GIVEN EXERCISE.
Scan the records for the word "JSON". Copy each line that includes it.

-=-=-=-=-

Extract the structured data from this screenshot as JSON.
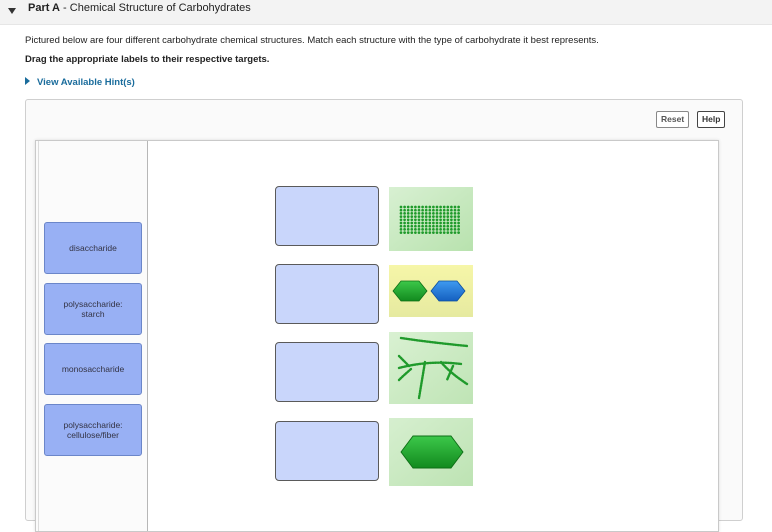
{
  "part": {
    "label": "Part A",
    "separator": " - ",
    "title": "Chemical Structure of Carbohydrates"
  },
  "instructions": "Pictured below are four different carbohydrate chemical structures. Match each structure with the type of carbohydrate it best represents.",
  "drag_instruction": "Drag the appropriate labels to their respective targets.",
  "hint_link": "View Available Hint(s)",
  "buttons": {
    "reset": "Reset",
    "help": "Help"
  },
  "labels": [
    {
      "line1": "disaccharide",
      "line2": ""
    },
    {
      "line1": "polysaccharide:",
      "line2": "starch"
    },
    {
      "line1": "monosaccharide",
      "line2": ""
    },
    {
      "line1": "polysaccharide:",
      "line2": "cellulose/fiber"
    }
  ],
  "structures": [
    {
      "icon": "cellulose-rows-icon"
    },
    {
      "icon": "disaccharide-hexagons-icon"
    },
    {
      "icon": "branched-starch-icon"
    },
    {
      "icon": "monosaccharide-hexagon-icon"
    }
  ],
  "colors": {
    "label_tile": "#98b0f4",
    "target": "#c9d6fb",
    "hint_link": "#1a6c9c",
    "glucose_green": "#1f9a2b",
    "hexagon_blue": "#1f7ad6"
  }
}
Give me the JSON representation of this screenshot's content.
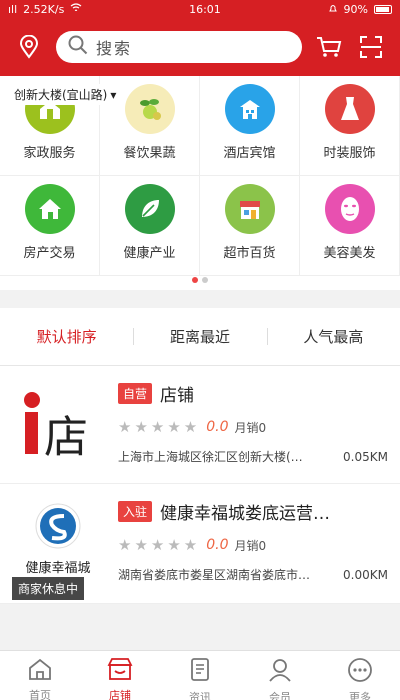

-=-=-=-=-

OUTPUT FOR THIS TASK.
Extract the structured data from this screenshot as JSON.
Give me the JSON representation of this screenshot's content.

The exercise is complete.